Given exercise
Return unchanged the lines of the records that begin with the one containing "- hole: [827, 302, 863, 338]" and end with the one containing "- hole: [301, 353, 325, 377]", including both of those lines.

Exercise inputs
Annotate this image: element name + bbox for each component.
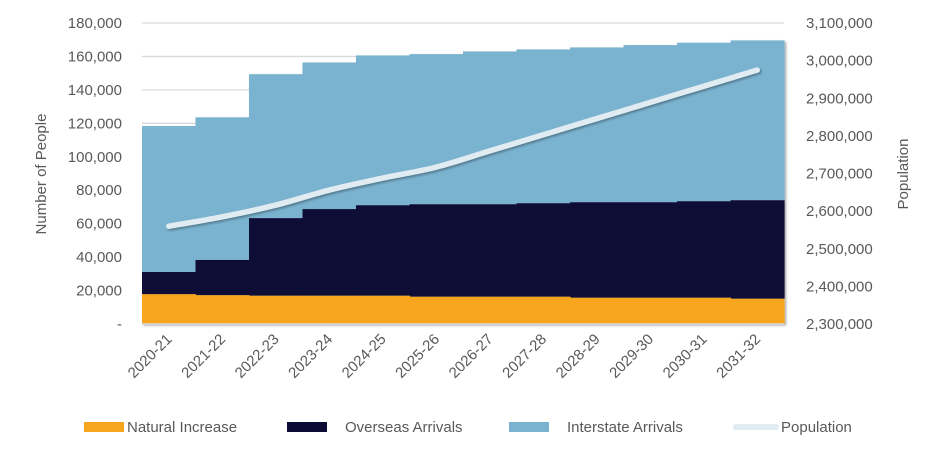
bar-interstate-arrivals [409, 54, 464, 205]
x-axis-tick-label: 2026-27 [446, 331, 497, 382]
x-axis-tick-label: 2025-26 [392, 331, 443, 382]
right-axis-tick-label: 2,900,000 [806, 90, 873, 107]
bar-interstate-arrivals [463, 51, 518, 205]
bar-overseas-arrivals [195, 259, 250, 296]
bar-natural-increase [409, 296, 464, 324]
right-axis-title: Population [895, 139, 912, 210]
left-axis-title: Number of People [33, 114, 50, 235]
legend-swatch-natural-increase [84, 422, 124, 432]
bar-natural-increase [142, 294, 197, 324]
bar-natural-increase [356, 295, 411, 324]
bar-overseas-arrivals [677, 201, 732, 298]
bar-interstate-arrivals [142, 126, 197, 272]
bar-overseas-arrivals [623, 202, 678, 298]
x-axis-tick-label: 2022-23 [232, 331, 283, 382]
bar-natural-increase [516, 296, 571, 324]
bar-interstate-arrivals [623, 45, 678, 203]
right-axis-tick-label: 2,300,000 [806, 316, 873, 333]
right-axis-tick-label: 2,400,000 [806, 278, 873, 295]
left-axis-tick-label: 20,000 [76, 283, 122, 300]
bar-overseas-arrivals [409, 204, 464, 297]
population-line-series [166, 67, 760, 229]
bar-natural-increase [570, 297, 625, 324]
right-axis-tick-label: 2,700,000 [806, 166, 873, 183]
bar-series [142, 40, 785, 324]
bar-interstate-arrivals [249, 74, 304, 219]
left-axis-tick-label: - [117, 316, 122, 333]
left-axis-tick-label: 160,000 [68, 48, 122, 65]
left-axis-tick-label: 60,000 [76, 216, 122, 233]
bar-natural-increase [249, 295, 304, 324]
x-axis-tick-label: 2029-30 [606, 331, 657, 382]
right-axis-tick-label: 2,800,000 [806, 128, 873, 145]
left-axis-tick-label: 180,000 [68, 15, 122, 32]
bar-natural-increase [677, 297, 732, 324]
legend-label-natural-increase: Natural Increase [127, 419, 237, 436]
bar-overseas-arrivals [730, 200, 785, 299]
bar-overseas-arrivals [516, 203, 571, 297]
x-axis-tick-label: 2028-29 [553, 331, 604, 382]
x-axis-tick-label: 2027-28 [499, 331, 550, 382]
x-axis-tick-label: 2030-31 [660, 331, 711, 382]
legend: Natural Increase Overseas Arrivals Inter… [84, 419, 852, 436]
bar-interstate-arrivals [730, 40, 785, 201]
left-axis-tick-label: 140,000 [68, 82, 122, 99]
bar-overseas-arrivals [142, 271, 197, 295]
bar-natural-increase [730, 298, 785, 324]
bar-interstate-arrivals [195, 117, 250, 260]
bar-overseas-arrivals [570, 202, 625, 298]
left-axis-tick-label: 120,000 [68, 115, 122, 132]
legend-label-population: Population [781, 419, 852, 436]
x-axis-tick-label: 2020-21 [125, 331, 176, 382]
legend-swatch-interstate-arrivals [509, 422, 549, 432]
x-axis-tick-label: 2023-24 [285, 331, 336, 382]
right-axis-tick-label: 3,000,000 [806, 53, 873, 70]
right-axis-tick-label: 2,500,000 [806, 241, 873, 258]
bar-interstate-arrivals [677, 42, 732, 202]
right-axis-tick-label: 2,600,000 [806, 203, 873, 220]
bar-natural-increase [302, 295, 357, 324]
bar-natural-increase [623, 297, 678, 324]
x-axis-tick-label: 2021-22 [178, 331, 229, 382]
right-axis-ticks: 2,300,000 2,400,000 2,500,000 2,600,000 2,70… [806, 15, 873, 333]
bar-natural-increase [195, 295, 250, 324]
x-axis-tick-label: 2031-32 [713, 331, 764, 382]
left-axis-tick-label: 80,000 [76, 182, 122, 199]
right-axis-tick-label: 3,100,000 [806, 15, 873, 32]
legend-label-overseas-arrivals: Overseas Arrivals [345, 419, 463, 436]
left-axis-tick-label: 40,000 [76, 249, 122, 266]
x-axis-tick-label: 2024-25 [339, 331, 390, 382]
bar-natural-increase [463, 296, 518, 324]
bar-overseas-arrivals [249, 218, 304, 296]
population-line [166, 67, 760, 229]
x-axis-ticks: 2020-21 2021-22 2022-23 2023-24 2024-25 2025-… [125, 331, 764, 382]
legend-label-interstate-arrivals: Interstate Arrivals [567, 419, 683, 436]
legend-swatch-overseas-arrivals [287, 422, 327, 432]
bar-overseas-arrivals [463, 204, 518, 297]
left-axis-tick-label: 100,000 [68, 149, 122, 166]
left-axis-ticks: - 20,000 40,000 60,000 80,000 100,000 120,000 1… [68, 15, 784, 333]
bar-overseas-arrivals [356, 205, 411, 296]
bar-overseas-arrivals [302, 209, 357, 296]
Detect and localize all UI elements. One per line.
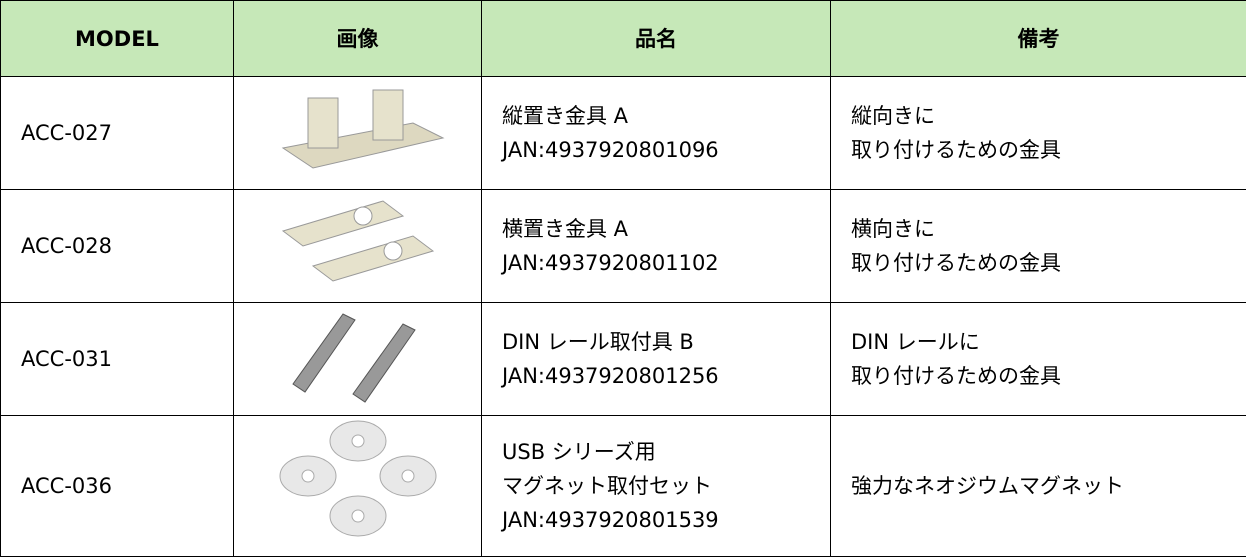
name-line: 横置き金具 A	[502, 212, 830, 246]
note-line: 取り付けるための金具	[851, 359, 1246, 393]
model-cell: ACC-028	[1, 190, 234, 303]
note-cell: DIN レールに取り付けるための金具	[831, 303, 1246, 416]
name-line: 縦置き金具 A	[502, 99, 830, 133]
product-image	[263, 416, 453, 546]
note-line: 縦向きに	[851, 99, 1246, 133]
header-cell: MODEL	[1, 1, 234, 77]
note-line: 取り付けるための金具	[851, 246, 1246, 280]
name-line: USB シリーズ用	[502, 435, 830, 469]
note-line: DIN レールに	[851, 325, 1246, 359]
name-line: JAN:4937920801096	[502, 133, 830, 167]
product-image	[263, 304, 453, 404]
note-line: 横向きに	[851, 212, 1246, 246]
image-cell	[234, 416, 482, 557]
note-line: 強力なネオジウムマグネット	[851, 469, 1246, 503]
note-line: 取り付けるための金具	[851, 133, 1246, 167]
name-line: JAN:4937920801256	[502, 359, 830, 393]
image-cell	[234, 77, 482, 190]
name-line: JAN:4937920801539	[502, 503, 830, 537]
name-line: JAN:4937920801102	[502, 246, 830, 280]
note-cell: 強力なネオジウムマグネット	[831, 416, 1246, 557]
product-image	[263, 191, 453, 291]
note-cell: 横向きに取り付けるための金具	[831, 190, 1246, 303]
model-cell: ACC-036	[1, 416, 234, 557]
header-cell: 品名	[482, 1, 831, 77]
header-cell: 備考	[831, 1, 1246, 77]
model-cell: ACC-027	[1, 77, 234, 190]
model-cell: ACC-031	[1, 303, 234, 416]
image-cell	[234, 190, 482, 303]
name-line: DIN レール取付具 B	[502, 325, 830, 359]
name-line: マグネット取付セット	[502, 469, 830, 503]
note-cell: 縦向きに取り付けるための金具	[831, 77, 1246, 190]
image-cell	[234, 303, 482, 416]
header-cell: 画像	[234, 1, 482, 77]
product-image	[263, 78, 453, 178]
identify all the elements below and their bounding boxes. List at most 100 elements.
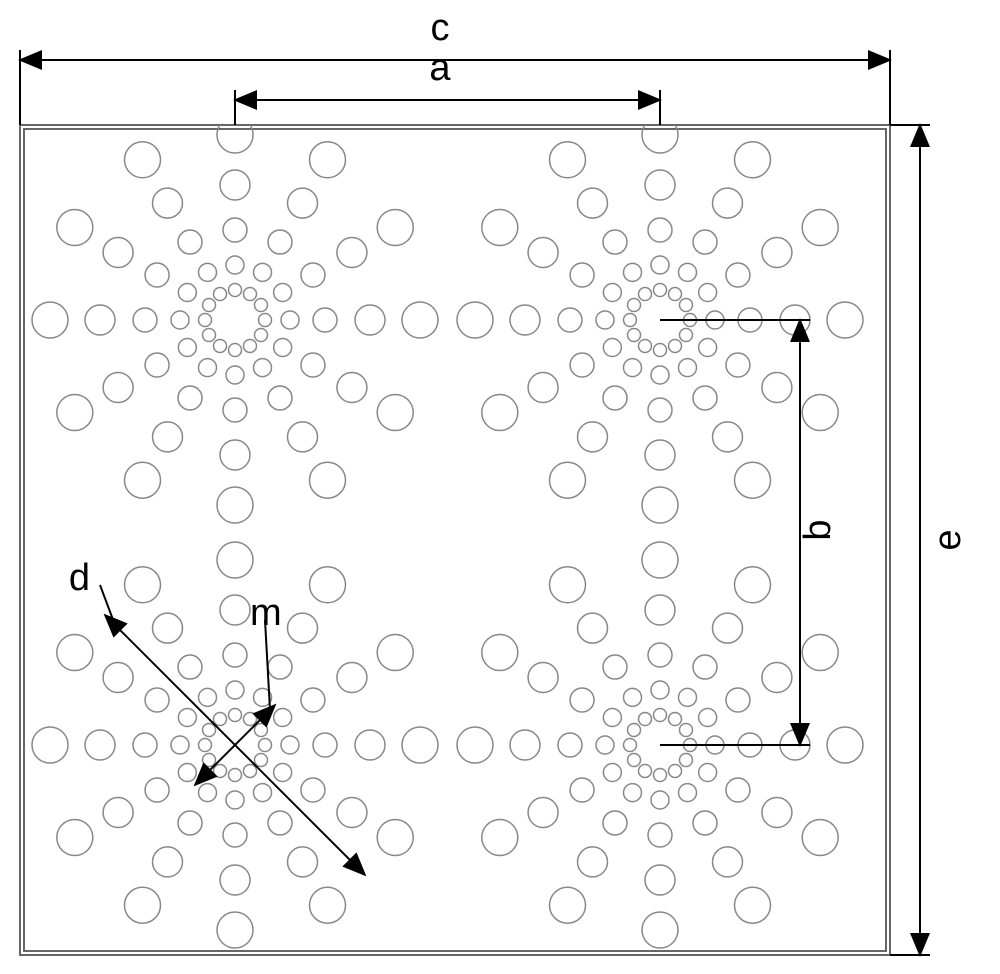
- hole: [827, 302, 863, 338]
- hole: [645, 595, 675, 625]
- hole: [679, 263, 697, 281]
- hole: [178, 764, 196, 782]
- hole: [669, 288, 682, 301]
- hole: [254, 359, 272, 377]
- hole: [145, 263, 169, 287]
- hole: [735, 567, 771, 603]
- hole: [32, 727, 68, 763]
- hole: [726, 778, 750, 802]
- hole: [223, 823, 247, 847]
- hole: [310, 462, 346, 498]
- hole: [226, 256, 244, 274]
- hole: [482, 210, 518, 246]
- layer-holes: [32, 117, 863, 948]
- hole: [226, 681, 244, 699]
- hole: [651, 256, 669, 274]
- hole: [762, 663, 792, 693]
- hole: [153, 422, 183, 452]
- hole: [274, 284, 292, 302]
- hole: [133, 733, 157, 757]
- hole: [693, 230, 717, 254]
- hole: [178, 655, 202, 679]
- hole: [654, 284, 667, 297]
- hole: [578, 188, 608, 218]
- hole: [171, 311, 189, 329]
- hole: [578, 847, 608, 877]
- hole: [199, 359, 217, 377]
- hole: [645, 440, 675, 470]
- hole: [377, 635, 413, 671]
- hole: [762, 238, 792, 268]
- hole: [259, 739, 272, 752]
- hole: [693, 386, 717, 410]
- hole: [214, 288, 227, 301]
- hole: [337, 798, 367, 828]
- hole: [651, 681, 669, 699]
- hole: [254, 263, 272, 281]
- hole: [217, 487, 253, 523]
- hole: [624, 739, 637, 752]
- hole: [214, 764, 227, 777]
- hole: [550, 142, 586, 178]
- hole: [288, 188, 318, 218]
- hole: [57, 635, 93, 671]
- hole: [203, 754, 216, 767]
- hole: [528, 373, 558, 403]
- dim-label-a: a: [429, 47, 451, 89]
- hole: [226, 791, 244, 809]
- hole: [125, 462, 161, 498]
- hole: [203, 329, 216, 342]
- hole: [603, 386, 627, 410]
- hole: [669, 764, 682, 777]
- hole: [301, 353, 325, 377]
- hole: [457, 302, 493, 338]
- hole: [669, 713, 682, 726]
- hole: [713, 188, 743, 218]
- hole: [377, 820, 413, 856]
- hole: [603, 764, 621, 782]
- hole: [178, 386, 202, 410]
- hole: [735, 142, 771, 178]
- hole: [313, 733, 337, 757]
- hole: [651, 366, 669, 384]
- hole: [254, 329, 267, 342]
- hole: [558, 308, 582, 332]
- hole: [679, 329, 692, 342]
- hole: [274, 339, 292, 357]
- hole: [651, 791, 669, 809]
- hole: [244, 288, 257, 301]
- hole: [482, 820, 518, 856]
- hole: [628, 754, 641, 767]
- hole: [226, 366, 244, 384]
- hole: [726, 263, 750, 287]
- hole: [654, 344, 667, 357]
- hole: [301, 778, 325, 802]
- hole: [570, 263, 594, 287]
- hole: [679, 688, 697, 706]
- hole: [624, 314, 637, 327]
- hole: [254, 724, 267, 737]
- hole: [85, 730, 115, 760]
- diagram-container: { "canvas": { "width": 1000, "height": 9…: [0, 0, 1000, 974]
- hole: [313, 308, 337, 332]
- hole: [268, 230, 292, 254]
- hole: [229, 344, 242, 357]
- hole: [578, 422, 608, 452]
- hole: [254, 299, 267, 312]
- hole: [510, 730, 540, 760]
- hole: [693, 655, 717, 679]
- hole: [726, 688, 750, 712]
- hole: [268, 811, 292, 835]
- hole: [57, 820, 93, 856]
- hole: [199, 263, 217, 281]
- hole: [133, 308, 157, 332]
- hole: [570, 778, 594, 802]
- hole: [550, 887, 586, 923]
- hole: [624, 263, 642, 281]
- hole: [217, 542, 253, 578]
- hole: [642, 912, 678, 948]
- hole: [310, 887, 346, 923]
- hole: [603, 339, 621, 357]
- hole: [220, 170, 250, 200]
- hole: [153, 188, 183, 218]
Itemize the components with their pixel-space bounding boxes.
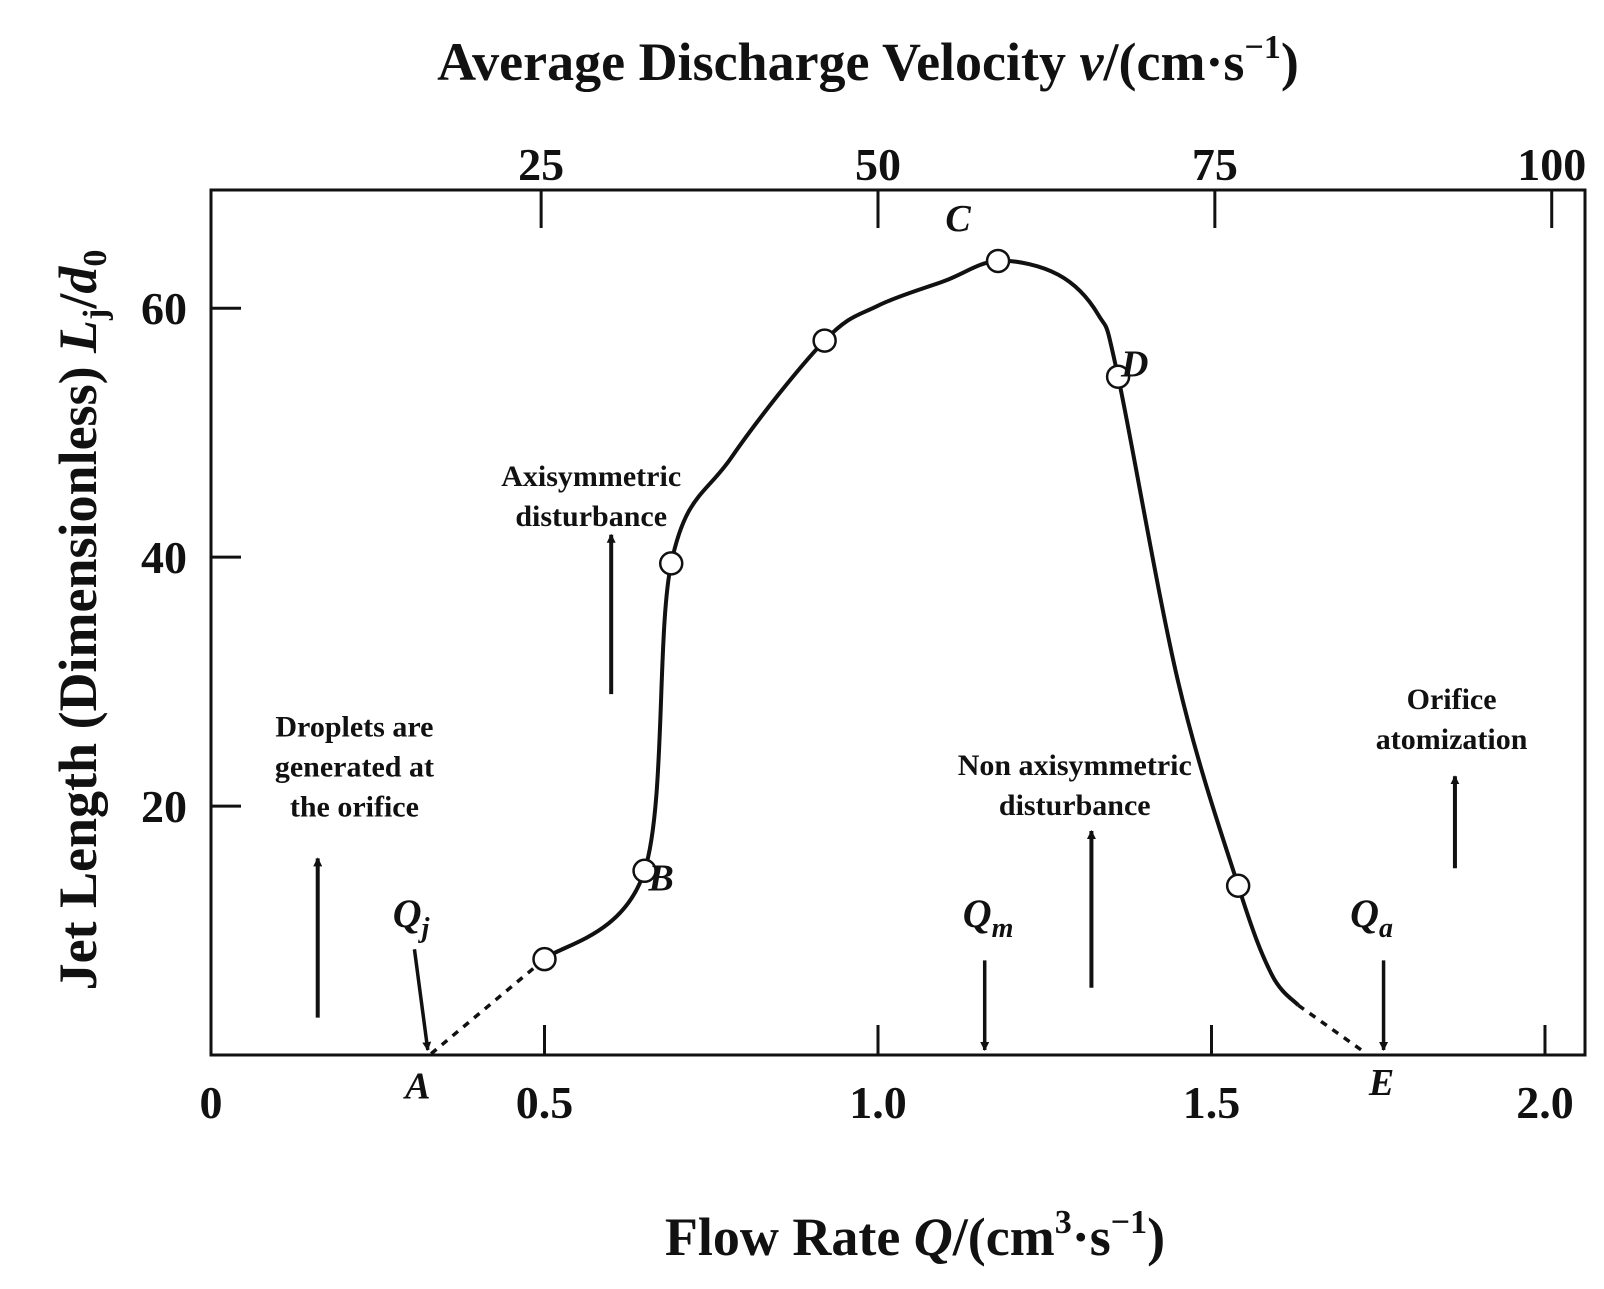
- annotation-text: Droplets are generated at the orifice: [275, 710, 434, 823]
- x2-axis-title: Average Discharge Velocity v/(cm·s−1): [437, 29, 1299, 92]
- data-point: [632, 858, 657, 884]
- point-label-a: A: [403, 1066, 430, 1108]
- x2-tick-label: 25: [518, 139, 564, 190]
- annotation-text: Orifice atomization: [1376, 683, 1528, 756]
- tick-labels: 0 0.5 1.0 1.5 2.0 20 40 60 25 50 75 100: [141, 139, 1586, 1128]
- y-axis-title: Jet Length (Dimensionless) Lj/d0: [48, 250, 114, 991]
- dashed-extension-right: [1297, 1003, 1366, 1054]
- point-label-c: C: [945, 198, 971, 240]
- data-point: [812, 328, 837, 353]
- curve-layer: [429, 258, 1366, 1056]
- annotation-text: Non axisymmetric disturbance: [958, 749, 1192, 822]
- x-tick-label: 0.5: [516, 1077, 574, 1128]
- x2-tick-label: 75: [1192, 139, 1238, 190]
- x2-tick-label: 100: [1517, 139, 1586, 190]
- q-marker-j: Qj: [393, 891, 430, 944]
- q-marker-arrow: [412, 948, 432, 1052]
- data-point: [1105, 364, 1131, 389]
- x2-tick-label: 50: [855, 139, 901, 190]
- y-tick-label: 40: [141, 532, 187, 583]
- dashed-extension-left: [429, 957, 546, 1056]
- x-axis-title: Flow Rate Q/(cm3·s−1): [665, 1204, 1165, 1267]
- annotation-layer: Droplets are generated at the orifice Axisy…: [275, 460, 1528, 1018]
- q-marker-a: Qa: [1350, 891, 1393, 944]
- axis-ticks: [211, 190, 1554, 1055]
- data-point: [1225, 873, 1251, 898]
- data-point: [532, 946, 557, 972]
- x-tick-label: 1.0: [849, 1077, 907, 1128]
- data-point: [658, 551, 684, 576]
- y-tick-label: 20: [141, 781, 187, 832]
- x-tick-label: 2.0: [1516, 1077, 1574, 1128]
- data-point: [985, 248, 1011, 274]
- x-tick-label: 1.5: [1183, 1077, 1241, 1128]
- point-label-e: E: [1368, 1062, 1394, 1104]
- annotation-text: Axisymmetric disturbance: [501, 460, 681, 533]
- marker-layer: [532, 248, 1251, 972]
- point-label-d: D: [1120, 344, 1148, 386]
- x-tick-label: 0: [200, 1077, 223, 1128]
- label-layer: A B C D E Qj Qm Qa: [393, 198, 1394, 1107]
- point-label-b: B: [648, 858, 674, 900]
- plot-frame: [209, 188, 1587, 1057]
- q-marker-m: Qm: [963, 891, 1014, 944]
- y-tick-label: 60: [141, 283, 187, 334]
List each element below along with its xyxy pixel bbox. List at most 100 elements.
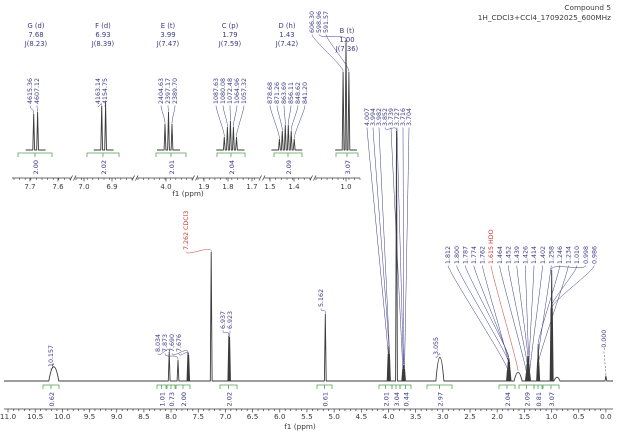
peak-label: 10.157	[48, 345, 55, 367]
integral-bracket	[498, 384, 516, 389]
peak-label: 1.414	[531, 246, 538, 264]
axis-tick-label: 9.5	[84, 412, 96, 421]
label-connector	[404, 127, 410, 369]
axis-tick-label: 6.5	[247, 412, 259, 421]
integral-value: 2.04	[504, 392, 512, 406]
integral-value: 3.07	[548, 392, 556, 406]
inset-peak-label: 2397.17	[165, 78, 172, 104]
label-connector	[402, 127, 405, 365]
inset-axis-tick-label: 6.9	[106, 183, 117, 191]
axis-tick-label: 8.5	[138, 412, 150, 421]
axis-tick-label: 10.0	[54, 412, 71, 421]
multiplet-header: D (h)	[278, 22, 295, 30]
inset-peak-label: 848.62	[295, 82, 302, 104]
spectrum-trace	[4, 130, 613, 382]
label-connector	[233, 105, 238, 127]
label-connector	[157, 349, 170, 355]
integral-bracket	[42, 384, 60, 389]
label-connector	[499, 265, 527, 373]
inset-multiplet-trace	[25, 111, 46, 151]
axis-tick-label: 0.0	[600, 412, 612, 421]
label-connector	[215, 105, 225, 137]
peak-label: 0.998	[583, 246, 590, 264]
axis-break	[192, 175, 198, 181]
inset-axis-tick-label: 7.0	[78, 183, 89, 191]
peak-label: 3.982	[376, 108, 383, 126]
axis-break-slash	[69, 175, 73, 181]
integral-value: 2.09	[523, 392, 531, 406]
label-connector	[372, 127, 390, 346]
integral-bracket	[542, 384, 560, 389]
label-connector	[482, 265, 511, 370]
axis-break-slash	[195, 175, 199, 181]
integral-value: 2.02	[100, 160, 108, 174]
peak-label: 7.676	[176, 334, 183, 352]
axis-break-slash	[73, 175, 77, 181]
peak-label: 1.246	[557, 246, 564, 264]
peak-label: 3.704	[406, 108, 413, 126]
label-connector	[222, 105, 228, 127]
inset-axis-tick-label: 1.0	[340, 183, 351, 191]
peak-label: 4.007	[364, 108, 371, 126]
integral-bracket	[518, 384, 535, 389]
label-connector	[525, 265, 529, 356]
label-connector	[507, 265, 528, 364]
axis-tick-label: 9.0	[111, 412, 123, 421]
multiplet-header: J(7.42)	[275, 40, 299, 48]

Output of the task
- hole: [827, 302, 863, 338]
- hole: [645, 595, 675, 625]
- hole: [679, 263, 697, 281]
- hole: [178, 764, 196, 782]
- hole: [669, 288, 682, 301]
- hole: [254, 359, 272, 377]
- hole: [145, 263, 169, 287]
- hole: [735, 567, 771, 603]
- hole: [32, 727, 68, 763]
- hole: [726, 778, 750, 802]
- hole: [223, 823, 247, 847]
- hole: [310, 462, 346, 498]
- hole: [226, 256, 244, 274]
- hole: [482, 210, 518, 246]
- layer-holes: [32, 117, 863, 948]
- hole: [226, 681, 244, 699]
- hole: [651, 256, 669, 274]
- hole: [762, 663, 792, 693]
- hole: [153, 422, 183, 452]
- hole: [274, 284, 292, 302]
- hole: [133, 733, 157, 757]
- hole: [693, 230, 717, 254]
- hole: [178, 655, 202, 679]
- hole: [654, 284, 667, 297]
- hole: [578, 188, 608, 218]
- hole: [171, 311, 189, 329]
- hole: [578, 847, 608, 877]
- hole: [199, 359, 217, 377]
- hole: [645, 440, 675, 470]
- hole: [377, 635, 413, 671]
- hole: [762, 238, 792, 268]
- hole: [259, 739, 272, 752]
- hole: [693, 386, 717, 410]
- hole: [214, 288, 227, 301]
- hole: [337, 798, 367, 828]
- hole: [651, 681, 669, 699]
- hole: [254, 263, 272, 281]
- hole: [217, 487, 253, 523]
- hole: [624, 739, 637, 752]
- hole: [214, 764, 227, 777]
- hole: [550, 142, 586, 178]
- hole: [288, 188, 318, 218]
- hole: [57, 635, 93, 671]
- hole: [203, 754, 216, 767]
- hole: [528, 373, 558, 403]
- dim-label-a: a: [429, 47, 451, 89]
- hole: [226, 791, 244, 809]
- hole: [125, 462, 161, 498]
- hole: [203, 329, 216, 342]
- hole: [603, 386, 627, 410]
- hole: [669, 764, 682, 777]
- hole: [301, 353, 325, 377]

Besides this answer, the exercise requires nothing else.